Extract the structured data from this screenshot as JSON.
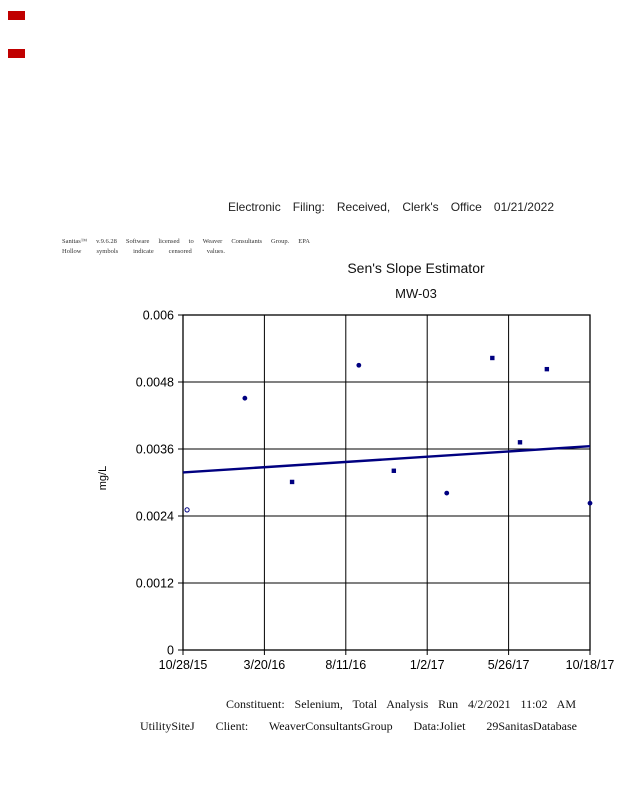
{
  "page": {
    "header_line": "Electronic Filing: Received, Clerk's Office 01/21/2022",
    "stamp_color": "#c00000"
  },
  "footnote": {
    "line1": "Sanitas™ v.9.6.28 Software licensed to Weaver Consultants Group. EPA",
    "line2": "Hollow symbols indicate censored values."
  },
  "caption": {
    "line1": "Constituent: Selenium, Total Analysis Run 4/2/2021 11:02 AM",
    "line2": "UtilitySiteJ Client: WeaverConsultantsGroup Data:Joliet 29SanitasDatabase"
  },
  "chart_data": {
    "type": "scatter",
    "title": "Sen's Slope Estimator",
    "subtitle": "MW-03",
    "xlabel": "",
    "ylabel": "mg/L",
    "ylim": [
      0,
      0.006
    ],
    "yticks": [
      0,
      0.0012,
      0.0024,
      0.0036,
      0.0048,
      0.006
    ],
    "ytick_labels": [
      "0",
      "0.0012",
      "0.0024",
      "0.0036",
      "0.0048",
      "0.006"
    ],
    "xtick_labels": [
      "10/28/15",
      "3/20/16",
      "8/11/16",
      "1/2/17",
      "5/26/17",
      "10/18/17"
    ],
    "grid": true,
    "legend": "none",
    "frame_color": "#000000",
    "marker_color": "#000080",
    "trend_color": "#000080",
    "trend": {
      "name": "sen-slope-line",
      "x": [
        0,
        5
      ],
      "y": [
        0.00318,
        0.00365
      ]
    },
    "points": [
      {
        "x": 0.05,
        "y": 0.00251,
        "marker": "circle",
        "censored": true,
        "approx_date": "11/2/15"
      },
      {
        "x": 0.76,
        "y": 0.00451,
        "marker": "circle",
        "censored": false,
        "approx_date": "2/15/16"
      },
      {
        "x": 1.34,
        "y": 0.00301,
        "marker": "square",
        "censored": false,
        "approx_date": "5/8/16"
      },
      {
        "x": 2.16,
        "y": 0.0051,
        "marker": "circle",
        "censored": false,
        "approx_date": "9/1/16"
      },
      {
        "x": 2.59,
        "y": 0.00321,
        "marker": "square",
        "censored": false,
        "approx_date": "11/5/16"
      },
      {
        "x": 3.24,
        "y": 0.00281,
        "marker": "circle",
        "censored": false,
        "approx_date": "2/8/17"
      },
      {
        "x": 3.8,
        "y": 0.00523,
        "marker": "square",
        "censored": false,
        "approx_date": "4/29/17"
      },
      {
        "x": 4.14,
        "y": 0.00372,
        "marker": "square",
        "censored": false,
        "approx_date": "6/17/17"
      },
      {
        "x": 4.47,
        "y": 0.00503,
        "marker": "square",
        "censored": false,
        "approx_date": "8/2/17"
      },
      {
        "x": 5.0,
        "y": 0.00263,
        "marker": "circle",
        "censored": false,
        "approx_date": "10/18/17"
      }
    ]
  }
}
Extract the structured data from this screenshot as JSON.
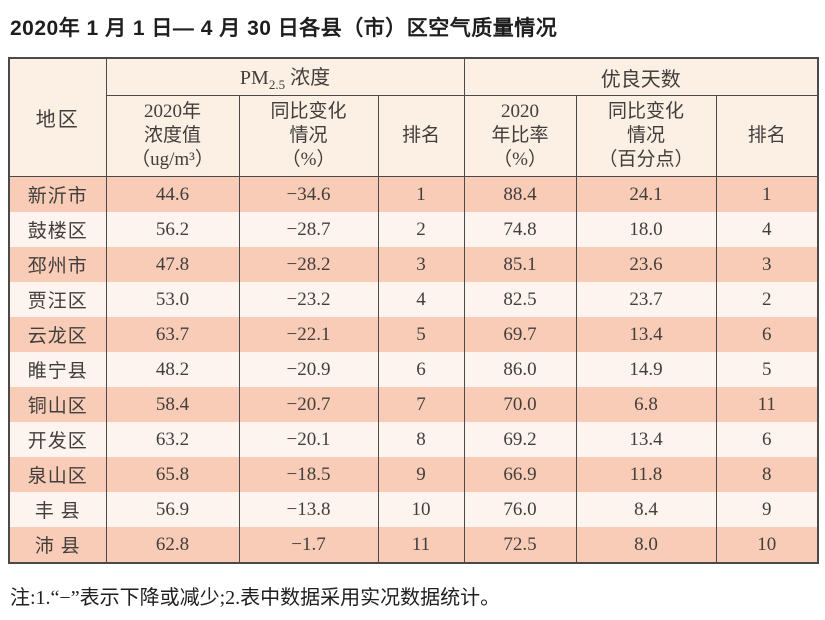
{
  "page": {
    "title": "2020年 1 月 1 日— 4 月 30 日各县（市）区空气质量情况",
    "footnote": "注:1.“−”表示下降或减少;2.表中数据采用实况数据统计。"
  },
  "colors": {
    "odd_row_bg": "#f8ccb7",
    "even_row_bg": "#fdf4ef",
    "header_bg": "#fcefe4",
    "border": "#4a4a4a",
    "text": "#413e3c"
  },
  "chart_data": {
    "type": "table",
    "title": "2020年 1 月 1 日— 4 月 30 日各县（市）区空气质量情况",
    "headers": {
      "region": "地区",
      "group_pm": {
        "prefix": "PM",
        "subscript": "2.5",
        "suffix": " 浓度"
      },
      "group_good": "优良天数",
      "sub": {
        "pm_value": "2020年\n浓度值\n（ug/m³）",
        "pm_change": "同比变化\n情况\n（%）",
        "pm_rank": "排名",
        "good_rate": "2020\n年比率\n（%）",
        "good_change": "同比变化\n情况\n（百分点）",
        "good_rank": "排名"
      }
    },
    "rows": [
      {
        "region": "新沂市",
        "pm_value": "44.6",
        "pm_change": "−34.6",
        "pm_rank": "1",
        "good_rate": "88.4",
        "good_change": "24.1",
        "good_rank": "1"
      },
      {
        "region": "鼓楼区",
        "pm_value": "56.2",
        "pm_change": "−28.7",
        "pm_rank": "2",
        "good_rate": "74.8",
        "good_change": "18.0",
        "good_rank": "4"
      },
      {
        "region": "邳州市",
        "pm_value": "47.8",
        "pm_change": "−28.2",
        "pm_rank": "3",
        "good_rate": "85.1",
        "good_change": "23.6",
        "good_rank": "3"
      },
      {
        "region": "贾汪区",
        "pm_value": "53.0",
        "pm_change": "−23.2",
        "pm_rank": "4",
        "good_rate": "82.5",
        "good_change": "23.7",
        "good_rank": "2"
      },
      {
        "region": "云龙区",
        "pm_value": "63.7",
        "pm_change": "−22.1",
        "pm_rank": "5",
        "good_rate": "69.7",
        "good_change": "13.4",
        "good_rank": "6"
      },
      {
        "region": "睢宁县",
        "pm_value": "48.2",
        "pm_change": "−20.9",
        "pm_rank": "6",
        "good_rate": "86.0",
        "good_change": "14.9",
        "good_rank": "5"
      },
      {
        "region": "铜山区",
        "pm_value": "58.4",
        "pm_change": "−20.7",
        "pm_rank": "7",
        "good_rate": "70.0",
        "good_change": "6.8",
        "good_rank": "11"
      },
      {
        "region": "开发区",
        "pm_value": "63.2",
        "pm_change": "−20.1",
        "pm_rank": "8",
        "good_rate": "69.2",
        "good_change": "13.4",
        "good_rank": "6"
      },
      {
        "region": "泉山区",
        "pm_value": "65.8",
        "pm_change": "−18.5",
        "pm_rank": "9",
        "good_rate": "66.9",
        "good_change": "11.8",
        "good_rank": "8"
      },
      {
        "region": "丰 县",
        "pm_value": "56.9",
        "pm_change": "−13.8",
        "pm_rank": "10",
        "good_rate": "76.0",
        "good_change": "8.4",
        "good_rank": "9"
      },
      {
        "region": "沛 县",
        "pm_value": "62.8",
        "pm_change": "−1.7",
        "pm_rank": "11",
        "good_rate": "72.5",
        "good_change": "8.0",
        "good_rank": "10"
      }
    ]
  }
}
-=-=-=-=-
:: BRIEF ::
Give every record again exactly, apart from the pictures, which stay out.

:: CORRECT OUTPUT ::
Extract the structured data from this screenshot as JSON.
{
  "page": {
    "header_line": "Electronic Filing: Received, Clerk's Office 01/21/2022",
    "stamp_color": "#c00000"
  },
  "footnote": {
    "line1": "Sanitas™ v.9.6.28 Software licensed to Weaver Consultants Group. EPA",
    "line2": "Hollow symbols indicate censored values."
  },
  "caption": {
    "line1": "Constituent: Selenium, Total Analysis Run 4/2/2021 11:02 AM",
    "line2": "UtilitySiteJ Client: WeaverConsultantsGroup Data:Joliet 29SanitasDatabase"
  },
  "chart_data": {
    "type": "scatter",
    "title": "Sen's Slope Estimator",
    "subtitle": "MW-03",
    "xlabel": "",
    "ylabel": "mg/L",
    "ylim": [
      0,
      0.006
    ],
    "yticks": [
      0,
      0.0012,
      0.0024,
      0.0036,
      0.0048,
      0.006
    ],
    "ytick_labels": [
      "0",
      "0.0012",
      "0.0024",
      "0.0036",
      "0.0048",
      "0.006"
    ],
    "xtick_labels": [
      "10/28/15",
      "3/20/16",
      "8/11/16",
      "1/2/17",
      "5/26/17",
      "10/18/17"
    ],
    "grid": true,
    "legend": "none",
    "frame_color": "#000000",
    "marker_color": "#000080",
    "trend_color": "#000080",
    "trend": {
      "name": "sen-slope-line",
      "x": [
        0,
        5
      ],
      "y": [
        0.00318,
        0.00365
      ]
    },
    "points": [
      {
        "x": 0.05,
        "y": 0.00251,
        "marker": "circle",
        "censored": true,
        "approx_date": "11/2/15"
      },
      {
        "x": 0.76,
        "y": 0.00451,
        "marker": "circle",
        "censored": false,
        "approx_date": "2/15/16"
      },
      {
        "x": 1.34,
        "y": 0.00301,
        "marker": "square",
        "censored": false,
        "approx_date": "5/8/16"
      },
      {
        "x": 2.16,
        "y": 0.0051,
        "marker": "circle",
        "censored": false,
        "approx_date": "9/1/16"
      },
      {
        "x": 2.59,
        "y": 0.00321,
        "marker": "square",
        "censored": false,
        "approx_date": "11/5/16"
      },
      {
        "x": 3.24,
        "y": 0.00281,
        "marker": "circle",
        "censored": false,
        "approx_date": "2/8/17"
      },
      {
        "x": 3.8,
        "y": 0.00523,
        "marker": "square",
        "censored": false,
        "approx_date": "4/29/17"
      },
      {
        "x": 4.14,
        "y": 0.00372,
        "marker": "square",
        "censored": false,
        "approx_date": "6/17/17"
      },
      {
        "x": 4.47,
        "y": 0.00503,
        "marker": "square",
        "censored": false,
        "approx_date": "8/2/17"
      },
      {
        "x": 5.0,
        "y": 0.00263,
        "marker": "circle",
        "censored": false,
        "approx_date": "10/18/17"
      }
    ]
  }
}
Extract the structured data from this screenshot as JSON.
{
  "page": {
    "title": "2020年 1 月 1 日— 4 月 30 日各县（市）区空气质量情况",
    "footnote": "注:1.“−”表示下降或减少;2.表中数据采用实况数据统计。"
  },
  "colors": {
    "odd_row_bg": "#f8ccb7",
    "even_row_bg": "#fdf4ef",
    "header_bg": "#fcefe4",
    "border": "#4a4a4a",
    "text": "#413e3c"
  },
  "chart_data": {
    "type": "table",
    "title": "2020年 1 月 1 日— 4 月 30 日各县（市）区空气质量情况",
    "headers": {
      "region": "地区",
      "group_pm": {
        "prefix": "PM",
        "subscript": "2.5",
        "suffix": " 浓度"
      },
      "group_good": "优良天数",
      "sub": {
        "pm_value": "2020年\n浓度值\n（ug/m³）",
        "pm_change": "同比变化\n情况\n（%）",
        "pm_rank": "排名",
        "good_rate": "2020\n年比率\n（%）",
        "good_change": "同比变化\n情况\n（百分点）",
        "good_rank": "排名"
      }
    },
    "rows": [
      {
        "region": "新沂市",
        "pm_value": "44.6",
        "pm_change": "−34.6",
        "pm_rank": "1",
        "good_rate": "88.4",
        "good_change": "24.1",
        "good_rank": "1"
      },
      {
        "region": "鼓楼区",
        "pm_value": "56.2",
        "pm_change": "−28.7",
        "pm_rank": "2",
        "good_rate": "74.8",
        "good_change": "18.0",
        "good_rank": "4"
      },
      {
        "region": "邳州市",
        "pm_value": "47.8",
        "pm_change": "−28.2",
        "pm_rank": "3",
        "good_rate": "85.1",
        "good_change": "23.6",
        "good_rank": "3"
      },
      {
        "region": "贾汪区",
        "pm_value": "53.0",
        "pm_change": "−23.2",
        "pm_rank": "4",
        "good_rate": "82.5",
        "good_change": "23.7",
        "good_rank": "2"
      },
      {
        "region": "云龙区",
        "pm_value": "63.7",
        "pm_change": "−22.1",
        "pm_rank": "5",
        "good_rate": "69.7",
        "good_change": "13.4",
        "good_rank": "6"
      },
      {
        "region": "睢宁县",
        "pm_value": "48.2",
        "pm_change": "−20.9",
        "pm_rank": "6",
        "good_rate": "86.0",
        "good_change": "14.9",
        "good_rank": "5"
      },
      {
        "region": "铜山区",
        "pm_value": "58.4",
        "pm_change": "−20.7",
        "pm_rank": "7",
        "good_rate": "70.0",
        "good_change": "6.8",
        "good_rank": "11"
      },
      {
        "region": "开发区",
        "pm_value": "63.2",
        "pm_change": "−20.1",
        "pm_rank": "8",
        "good_rate": "69.2",
        "good_change": "13.4",
        "good_rank": "6"
      },
      {
        "region": "泉山区",
        "pm_value": "65.8",
        "pm_change": "−18.5",
        "pm_rank": "9",
        "good_rate": "66.9",
        "good_change": "11.8",
        "good_rank": "8"
      },
      {
        "region": "丰 县",
        "pm_value": "56.9",
        "pm_change": "−13.8",
        "pm_rank": "10",
        "good_rate": "76.0",
        "good_change": "8.4",
        "good_rank": "9"
      },
      {
        "region": "沛 县",
        "pm_value": "62.8",
        "pm_change": "−1.7",
        "pm_rank": "11",
        "good_rate": "72.5",
        "good_change": "8.0",
        "good_rank": "10"
      }
    ]
  }
}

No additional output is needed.